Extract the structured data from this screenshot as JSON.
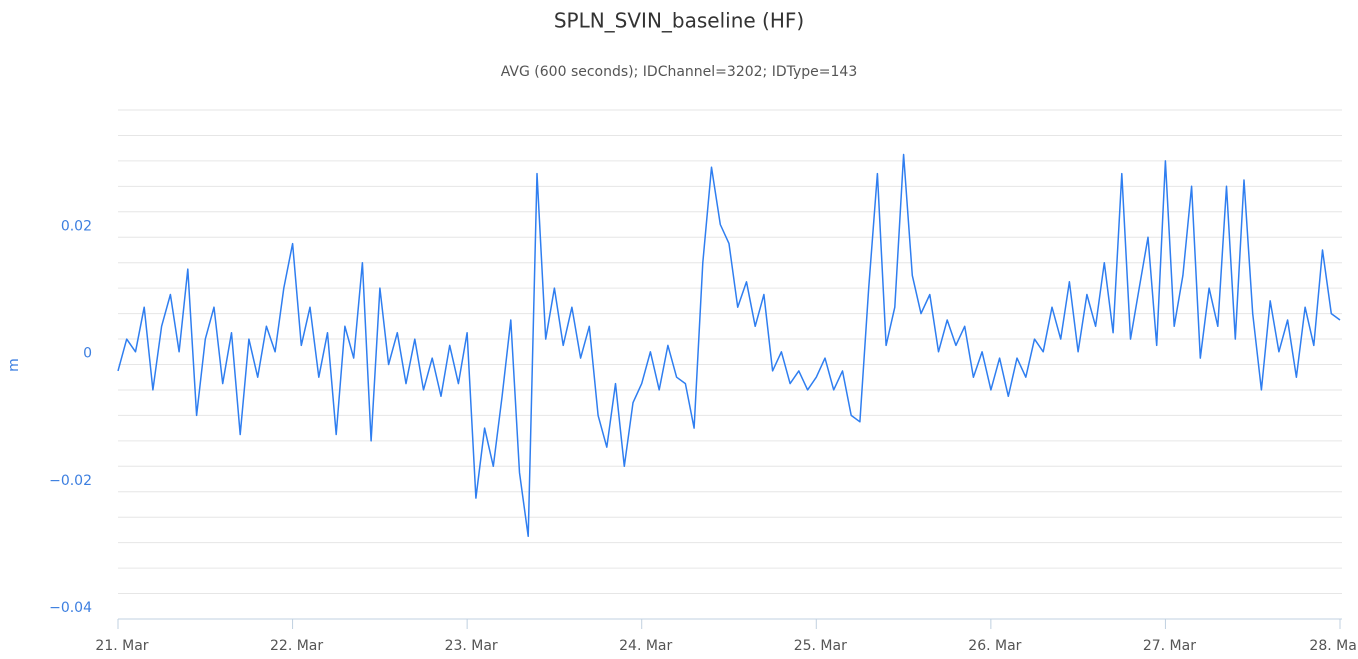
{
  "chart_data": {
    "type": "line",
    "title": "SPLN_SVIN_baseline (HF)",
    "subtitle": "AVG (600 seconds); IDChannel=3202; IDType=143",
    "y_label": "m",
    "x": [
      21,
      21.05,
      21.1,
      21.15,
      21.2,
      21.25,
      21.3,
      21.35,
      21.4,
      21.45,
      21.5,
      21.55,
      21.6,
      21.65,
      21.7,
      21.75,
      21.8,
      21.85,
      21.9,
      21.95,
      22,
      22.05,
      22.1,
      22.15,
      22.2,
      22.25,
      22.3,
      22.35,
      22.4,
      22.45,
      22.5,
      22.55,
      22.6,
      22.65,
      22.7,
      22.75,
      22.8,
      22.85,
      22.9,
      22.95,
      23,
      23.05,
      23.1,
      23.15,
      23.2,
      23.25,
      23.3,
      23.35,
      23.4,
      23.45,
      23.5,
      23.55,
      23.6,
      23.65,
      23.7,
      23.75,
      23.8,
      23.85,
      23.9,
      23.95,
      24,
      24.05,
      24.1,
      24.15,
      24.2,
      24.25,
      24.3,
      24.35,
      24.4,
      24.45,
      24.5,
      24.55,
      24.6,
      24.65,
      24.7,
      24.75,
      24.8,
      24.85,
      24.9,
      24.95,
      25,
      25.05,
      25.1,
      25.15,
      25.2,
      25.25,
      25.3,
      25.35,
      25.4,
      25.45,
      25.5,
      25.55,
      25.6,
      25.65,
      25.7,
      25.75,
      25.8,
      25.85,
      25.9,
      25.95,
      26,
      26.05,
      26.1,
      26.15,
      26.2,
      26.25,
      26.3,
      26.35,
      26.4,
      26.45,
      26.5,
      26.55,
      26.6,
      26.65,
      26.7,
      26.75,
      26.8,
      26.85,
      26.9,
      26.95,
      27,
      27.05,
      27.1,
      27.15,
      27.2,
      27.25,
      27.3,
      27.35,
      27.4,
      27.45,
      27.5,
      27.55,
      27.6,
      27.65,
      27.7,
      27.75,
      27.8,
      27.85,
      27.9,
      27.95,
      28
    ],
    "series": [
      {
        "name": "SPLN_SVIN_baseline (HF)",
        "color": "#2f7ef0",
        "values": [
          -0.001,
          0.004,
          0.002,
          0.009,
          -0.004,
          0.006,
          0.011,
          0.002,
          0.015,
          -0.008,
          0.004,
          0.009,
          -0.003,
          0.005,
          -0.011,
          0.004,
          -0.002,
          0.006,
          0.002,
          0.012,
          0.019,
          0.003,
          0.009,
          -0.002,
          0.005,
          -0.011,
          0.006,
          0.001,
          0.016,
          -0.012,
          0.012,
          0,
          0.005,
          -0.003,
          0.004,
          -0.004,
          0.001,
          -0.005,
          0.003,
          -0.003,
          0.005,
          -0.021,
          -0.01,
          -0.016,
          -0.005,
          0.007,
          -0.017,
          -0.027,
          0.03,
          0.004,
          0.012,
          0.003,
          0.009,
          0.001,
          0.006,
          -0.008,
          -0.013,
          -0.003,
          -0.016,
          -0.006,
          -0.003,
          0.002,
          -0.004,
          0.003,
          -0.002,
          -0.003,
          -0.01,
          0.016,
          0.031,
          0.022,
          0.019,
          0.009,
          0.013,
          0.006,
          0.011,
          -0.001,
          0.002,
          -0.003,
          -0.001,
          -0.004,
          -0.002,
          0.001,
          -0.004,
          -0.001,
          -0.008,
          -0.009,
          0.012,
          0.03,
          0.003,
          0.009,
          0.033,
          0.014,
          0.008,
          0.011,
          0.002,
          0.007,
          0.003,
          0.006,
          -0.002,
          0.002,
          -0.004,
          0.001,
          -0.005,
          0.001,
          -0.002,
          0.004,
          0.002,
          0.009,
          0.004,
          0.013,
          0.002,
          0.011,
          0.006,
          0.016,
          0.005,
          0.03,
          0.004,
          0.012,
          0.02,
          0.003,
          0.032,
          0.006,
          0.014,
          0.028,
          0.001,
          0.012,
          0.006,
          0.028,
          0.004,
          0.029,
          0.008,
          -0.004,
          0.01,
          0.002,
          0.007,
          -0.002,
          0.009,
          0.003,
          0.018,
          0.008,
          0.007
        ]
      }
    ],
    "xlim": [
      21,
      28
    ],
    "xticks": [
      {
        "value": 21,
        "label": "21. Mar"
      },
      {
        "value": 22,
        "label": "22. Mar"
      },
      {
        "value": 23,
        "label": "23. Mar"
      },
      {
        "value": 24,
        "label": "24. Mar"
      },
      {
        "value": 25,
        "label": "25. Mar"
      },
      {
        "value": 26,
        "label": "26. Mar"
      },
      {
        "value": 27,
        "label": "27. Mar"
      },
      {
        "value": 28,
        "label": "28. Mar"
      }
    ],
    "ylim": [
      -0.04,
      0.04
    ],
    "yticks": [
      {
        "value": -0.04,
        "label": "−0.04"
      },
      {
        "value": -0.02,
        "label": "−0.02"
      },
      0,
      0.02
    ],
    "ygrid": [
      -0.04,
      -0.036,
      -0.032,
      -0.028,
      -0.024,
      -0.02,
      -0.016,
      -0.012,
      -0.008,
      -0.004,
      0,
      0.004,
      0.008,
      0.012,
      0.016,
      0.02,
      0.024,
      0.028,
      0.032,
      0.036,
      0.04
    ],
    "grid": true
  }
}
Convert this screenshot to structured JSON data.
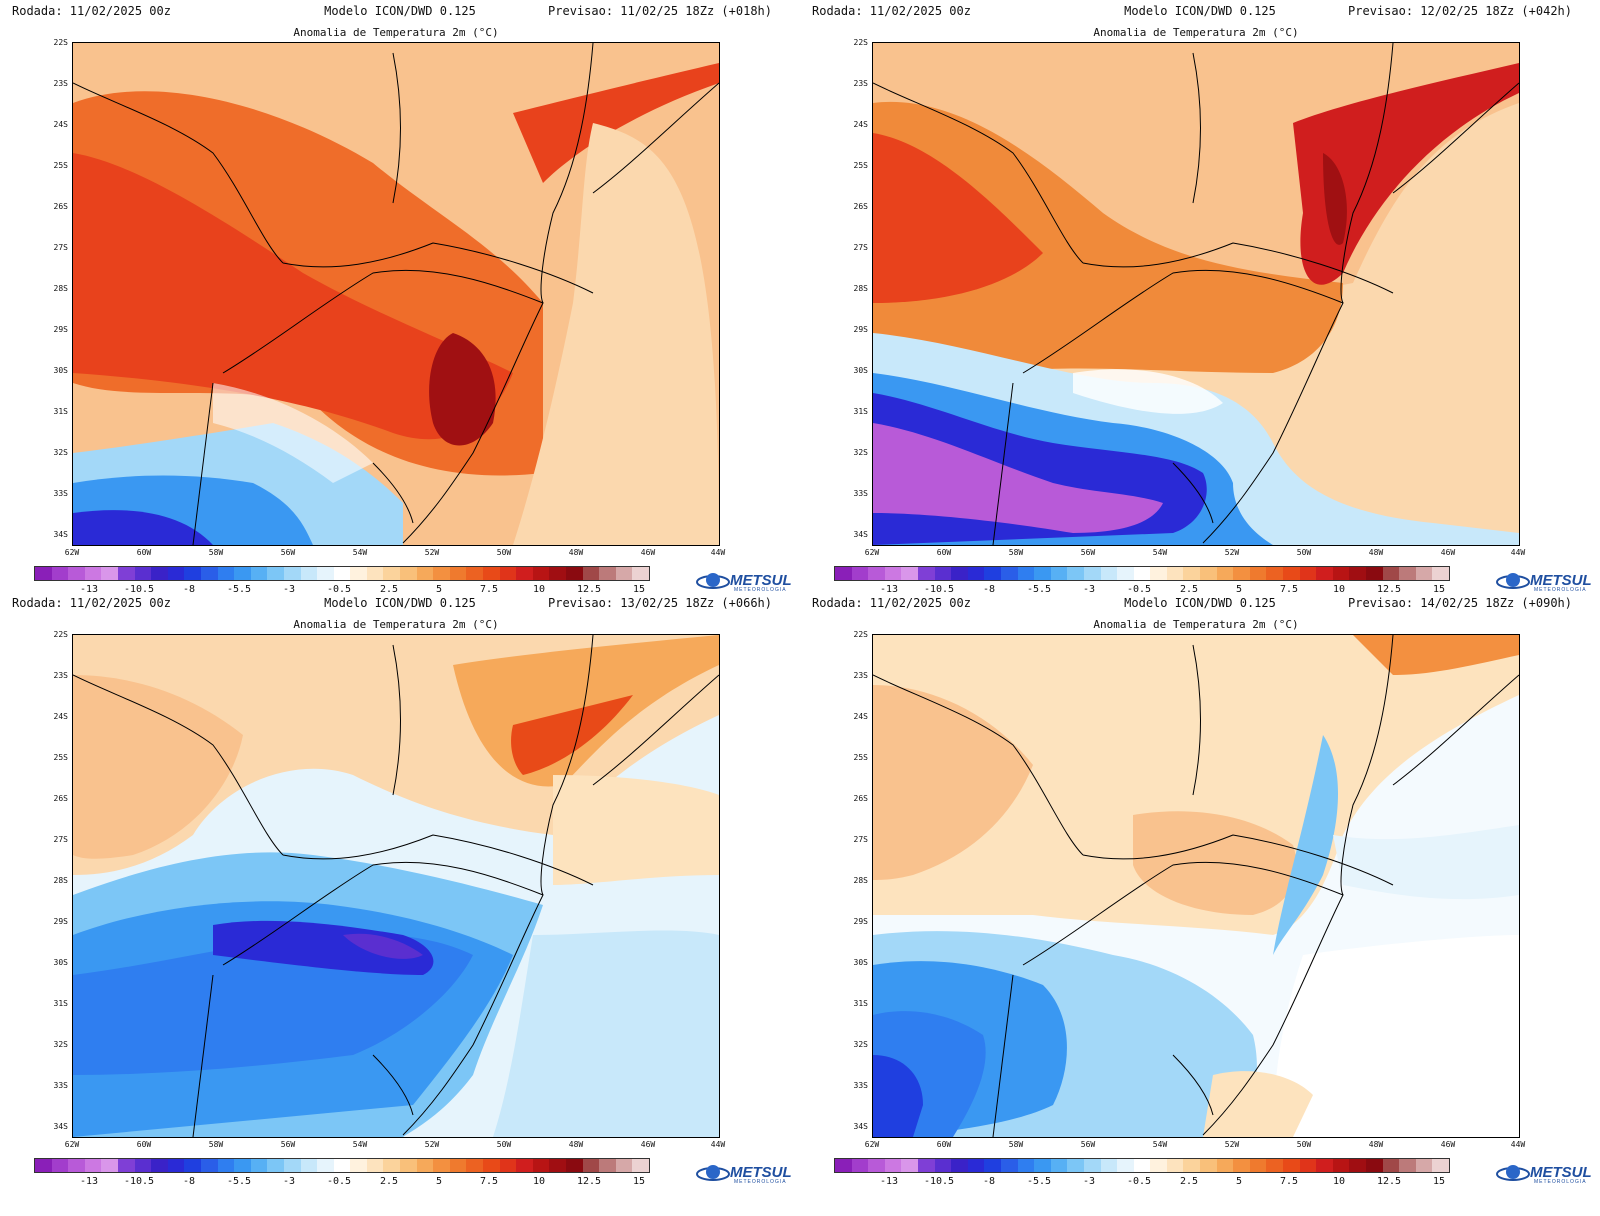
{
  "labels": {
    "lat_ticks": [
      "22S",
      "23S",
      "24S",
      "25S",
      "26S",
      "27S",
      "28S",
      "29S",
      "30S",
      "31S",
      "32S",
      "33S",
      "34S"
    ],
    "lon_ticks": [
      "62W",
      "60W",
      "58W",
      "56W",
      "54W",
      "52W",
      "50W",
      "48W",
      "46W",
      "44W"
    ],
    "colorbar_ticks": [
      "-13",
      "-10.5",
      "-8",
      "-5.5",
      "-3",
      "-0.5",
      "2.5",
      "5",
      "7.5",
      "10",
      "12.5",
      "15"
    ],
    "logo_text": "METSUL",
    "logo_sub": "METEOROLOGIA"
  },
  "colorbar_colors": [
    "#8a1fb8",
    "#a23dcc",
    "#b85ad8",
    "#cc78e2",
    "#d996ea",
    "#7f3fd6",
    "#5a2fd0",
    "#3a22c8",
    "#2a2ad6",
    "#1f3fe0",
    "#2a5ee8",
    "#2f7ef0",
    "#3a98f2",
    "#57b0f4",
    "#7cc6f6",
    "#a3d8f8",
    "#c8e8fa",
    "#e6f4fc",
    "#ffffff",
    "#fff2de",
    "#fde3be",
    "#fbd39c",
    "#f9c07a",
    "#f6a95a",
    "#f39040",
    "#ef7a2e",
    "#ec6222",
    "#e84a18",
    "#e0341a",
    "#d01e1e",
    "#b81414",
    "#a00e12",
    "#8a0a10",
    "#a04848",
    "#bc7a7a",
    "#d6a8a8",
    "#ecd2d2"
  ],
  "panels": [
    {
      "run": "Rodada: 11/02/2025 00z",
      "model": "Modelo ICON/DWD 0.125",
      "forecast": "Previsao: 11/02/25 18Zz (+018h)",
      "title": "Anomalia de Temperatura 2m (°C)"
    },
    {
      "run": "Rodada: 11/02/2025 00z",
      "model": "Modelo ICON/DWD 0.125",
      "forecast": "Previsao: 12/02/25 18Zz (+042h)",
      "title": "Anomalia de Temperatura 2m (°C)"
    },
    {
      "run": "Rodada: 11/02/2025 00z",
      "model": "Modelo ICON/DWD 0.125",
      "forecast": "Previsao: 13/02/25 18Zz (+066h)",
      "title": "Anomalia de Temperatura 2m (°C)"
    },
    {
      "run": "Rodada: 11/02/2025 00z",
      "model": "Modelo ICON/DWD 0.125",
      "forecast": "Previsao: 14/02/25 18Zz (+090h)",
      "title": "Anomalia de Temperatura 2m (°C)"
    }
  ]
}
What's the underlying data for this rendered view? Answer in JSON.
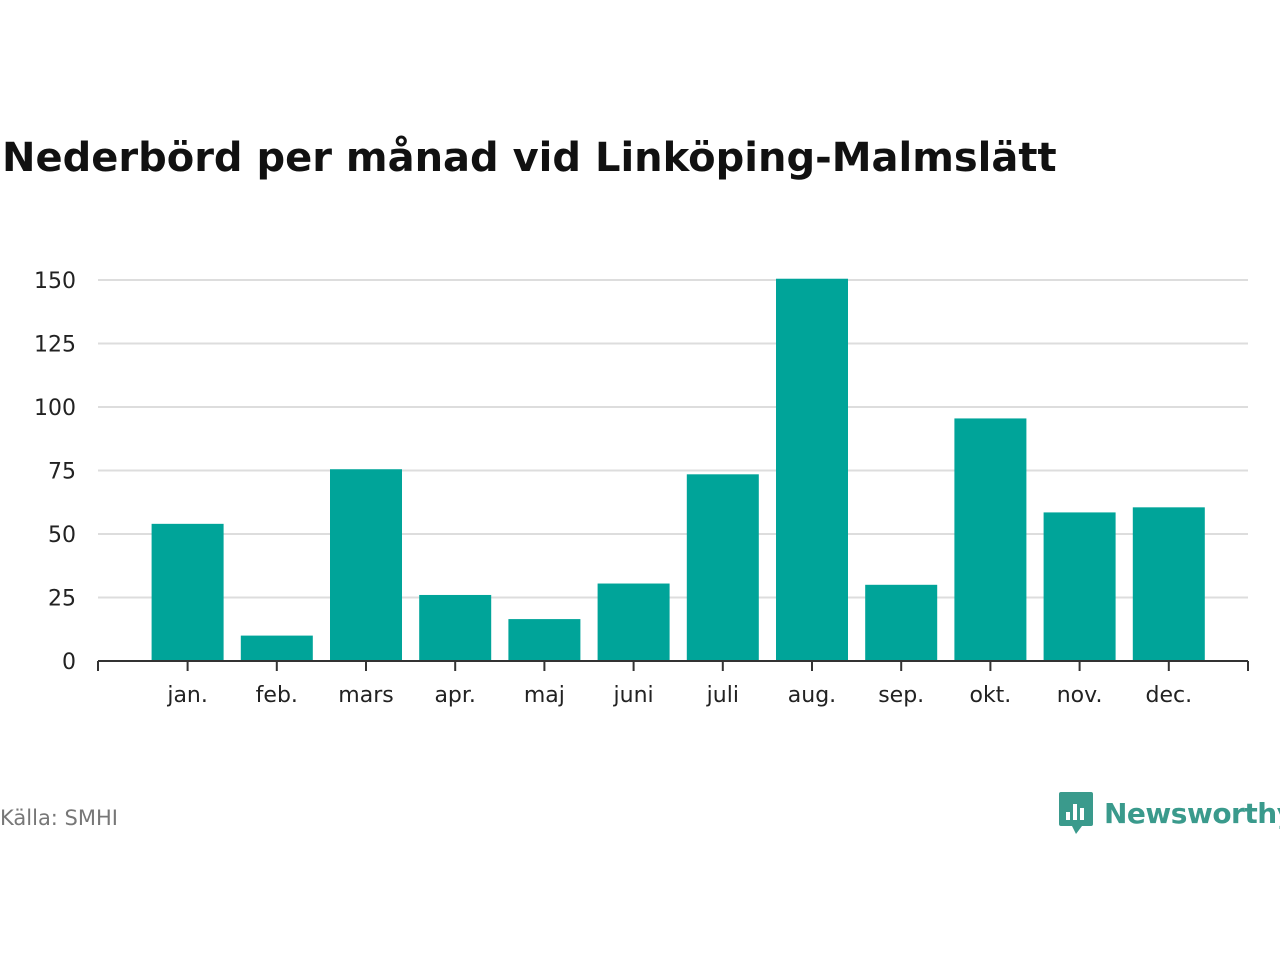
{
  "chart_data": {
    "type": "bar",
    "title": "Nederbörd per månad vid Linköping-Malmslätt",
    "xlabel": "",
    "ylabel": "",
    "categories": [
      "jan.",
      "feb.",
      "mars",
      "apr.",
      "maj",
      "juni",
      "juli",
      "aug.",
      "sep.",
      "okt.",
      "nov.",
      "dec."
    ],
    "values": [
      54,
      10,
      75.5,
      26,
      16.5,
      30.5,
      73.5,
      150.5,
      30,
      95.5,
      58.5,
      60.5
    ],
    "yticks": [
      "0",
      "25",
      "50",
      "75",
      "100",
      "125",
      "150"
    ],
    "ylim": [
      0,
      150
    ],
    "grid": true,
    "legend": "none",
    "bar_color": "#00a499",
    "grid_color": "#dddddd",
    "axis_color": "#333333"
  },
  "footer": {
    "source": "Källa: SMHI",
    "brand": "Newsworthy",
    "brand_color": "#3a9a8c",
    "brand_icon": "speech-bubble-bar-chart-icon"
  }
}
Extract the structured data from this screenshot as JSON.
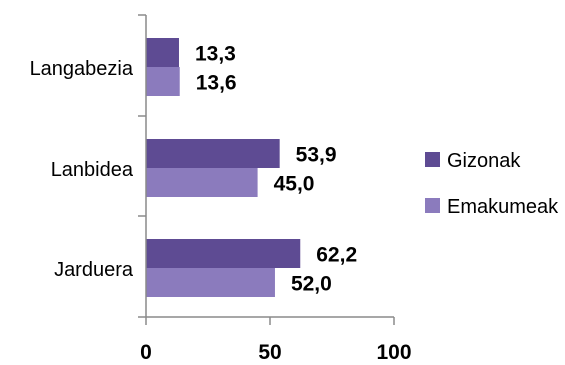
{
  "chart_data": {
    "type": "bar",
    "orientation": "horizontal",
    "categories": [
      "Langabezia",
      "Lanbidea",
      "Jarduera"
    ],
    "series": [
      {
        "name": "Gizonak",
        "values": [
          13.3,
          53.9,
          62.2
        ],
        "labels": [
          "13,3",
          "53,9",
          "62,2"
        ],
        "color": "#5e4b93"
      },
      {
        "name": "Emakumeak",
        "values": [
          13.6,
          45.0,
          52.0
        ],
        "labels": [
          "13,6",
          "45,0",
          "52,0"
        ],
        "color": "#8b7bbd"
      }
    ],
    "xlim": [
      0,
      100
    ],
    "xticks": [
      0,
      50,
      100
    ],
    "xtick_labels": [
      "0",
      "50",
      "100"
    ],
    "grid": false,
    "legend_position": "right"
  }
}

▶ **WRITTEN REQUEST**: Repeat the line containing "What's the underlying" and every line after it up to the end of the material above, exactly as they stand, minus the pictures.

▶ **REPLY**:
What's the underlying data for this rendered view? Answer in JSON.
{
  "chart_data": {
    "type": "bar",
    "title": "Nederbörd per månad vid Linköping-Malmslätt",
    "xlabel": "",
    "ylabel": "",
    "categories": [
      "jan.",
      "feb.",
      "mars",
      "apr.",
      "maj",
      "juni",
      "juli",
      "aug.",
      "sep.",
      "okt.",
      "nov.",
      "dec."
    ],
    "values": [
      54,
      10,
      75.5,
      26,
      16.5,
      30.5,
      73.5,
      150.5,
      30,
      95.5,
      58.5,
      60.5
    ],
    "yticks": [
      "0",
      "25",
      "50",
      "75",
      "100",
      "125",
      "150"
    ],
    "ylim": [
      0,
      150
    ],
    "grid": true,
    "legend": "none",
    "bar_color": "#00a499",
    "grid_color": "#dddddd",
    "axis_color": "#333333"
  },
  "footer": {
    "source": "Källa: SMHI",
    "brand": "Newsworthy",
    "brand_color": "#3a9a8c",
    "brand_icon": "speech-bubble-bar-chart-icon"
  }
}
Extract the structured data from this screenshot as JSON.
{
  "chart_data": {
    "type": "bar",
    "orientation": "horizontal",
    "categories": [
      "Langabezia",
      "Lanbidea",
      "Jarduera"
    ],
    "series": [
      {
        "name": "Gizonak",
        "values": [
          13.3,
          53.9,
          62.2
        ],
        "labels": [
          "13,3",
          "53,9",
          "62,2"
        ],
        "color": "#5e4b93"
      },
      {
        "name": "Emakumeak",
        "values": [
          13.6,
          45.0,
          52.0
        ],
        "labels": [
          "13,6",
          "45,0",
          "52,0"
        ],
        "color": "#8b7bbd"
      }
    ],
    "xlim": [
      0,
      100
    ],
    "xticks": [
      0,
      50,
      100
    ],
    "xtick_labels": [
      "0",
      "50",
      "100"
    ],
    "grid": false,
    "legend_position": "right"
  }
}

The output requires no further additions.